● **THE TASK**
Copy out all the lines where "criativo" shows up.

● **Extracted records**
-- Begin --

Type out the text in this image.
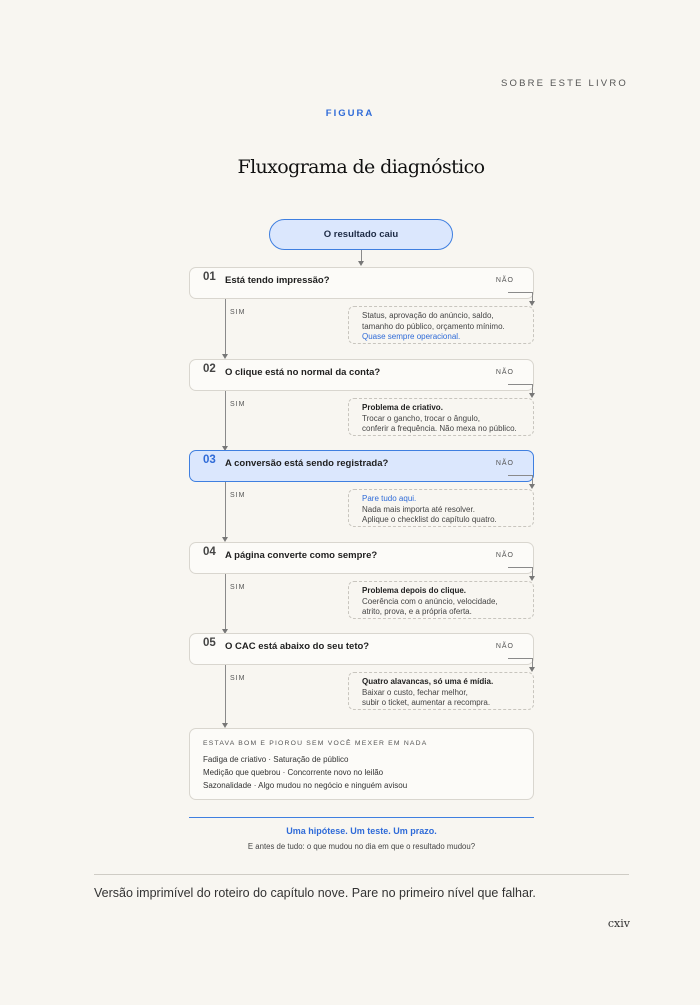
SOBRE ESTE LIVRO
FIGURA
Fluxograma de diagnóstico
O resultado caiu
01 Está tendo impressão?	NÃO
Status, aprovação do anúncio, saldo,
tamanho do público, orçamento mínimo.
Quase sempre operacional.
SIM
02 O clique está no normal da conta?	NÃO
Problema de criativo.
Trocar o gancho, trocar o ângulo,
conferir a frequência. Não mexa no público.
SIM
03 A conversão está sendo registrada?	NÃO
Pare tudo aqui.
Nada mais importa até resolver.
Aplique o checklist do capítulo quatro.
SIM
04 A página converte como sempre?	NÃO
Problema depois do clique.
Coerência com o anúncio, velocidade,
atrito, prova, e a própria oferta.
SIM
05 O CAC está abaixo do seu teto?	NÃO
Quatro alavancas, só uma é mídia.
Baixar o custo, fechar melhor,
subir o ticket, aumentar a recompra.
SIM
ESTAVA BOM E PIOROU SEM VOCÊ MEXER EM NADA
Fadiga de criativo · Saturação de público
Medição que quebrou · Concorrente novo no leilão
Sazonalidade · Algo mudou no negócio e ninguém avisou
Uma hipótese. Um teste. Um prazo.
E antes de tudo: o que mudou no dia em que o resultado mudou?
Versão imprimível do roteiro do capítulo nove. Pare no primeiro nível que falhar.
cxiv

-- End --
-- Begin --

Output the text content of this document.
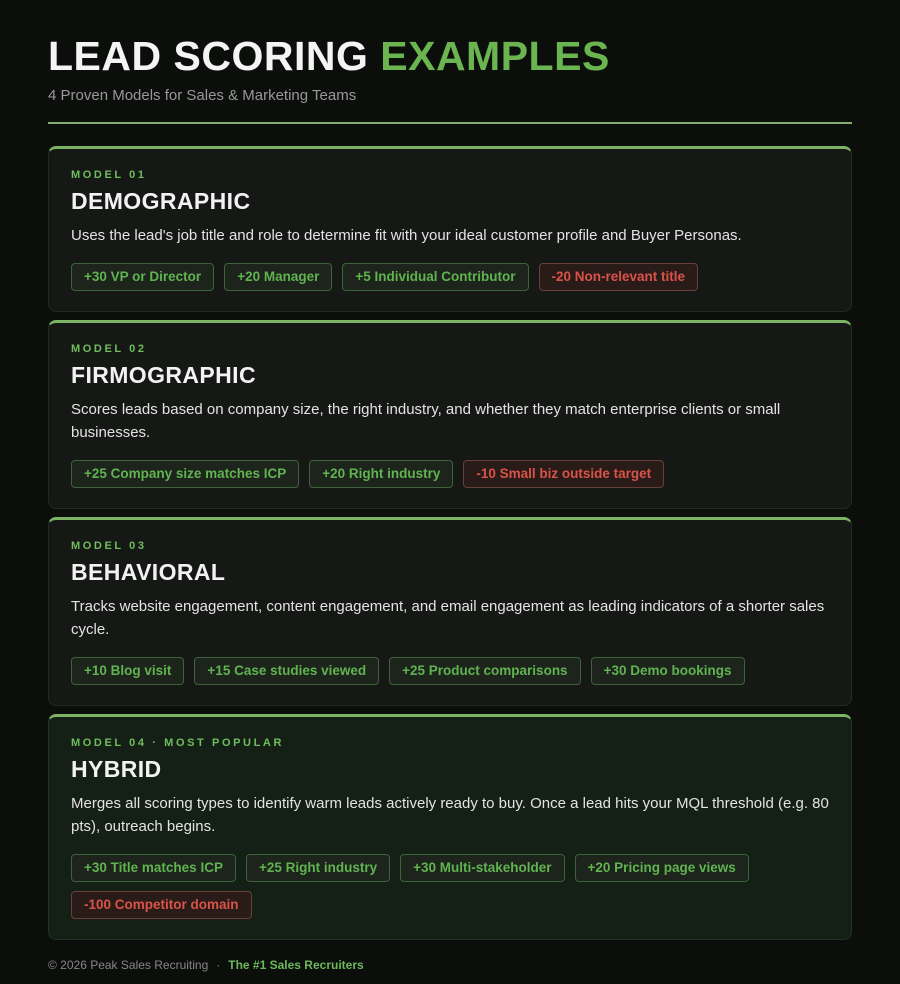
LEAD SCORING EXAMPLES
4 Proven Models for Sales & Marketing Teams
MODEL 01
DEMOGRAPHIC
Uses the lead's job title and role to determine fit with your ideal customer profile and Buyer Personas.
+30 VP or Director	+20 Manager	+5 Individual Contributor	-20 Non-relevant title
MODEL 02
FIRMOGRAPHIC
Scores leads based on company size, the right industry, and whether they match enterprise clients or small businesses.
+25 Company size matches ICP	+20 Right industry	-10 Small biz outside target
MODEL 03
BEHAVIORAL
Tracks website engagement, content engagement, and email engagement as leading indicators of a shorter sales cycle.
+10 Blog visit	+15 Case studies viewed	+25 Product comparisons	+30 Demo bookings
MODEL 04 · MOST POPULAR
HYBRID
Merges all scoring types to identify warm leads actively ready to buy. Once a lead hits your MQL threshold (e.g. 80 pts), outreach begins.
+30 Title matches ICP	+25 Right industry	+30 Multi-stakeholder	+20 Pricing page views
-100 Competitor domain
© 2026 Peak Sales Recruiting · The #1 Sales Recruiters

-- End --

● **TASK ANSWER**
Problema de criativo.
Fadiga de criativo · Saturação de público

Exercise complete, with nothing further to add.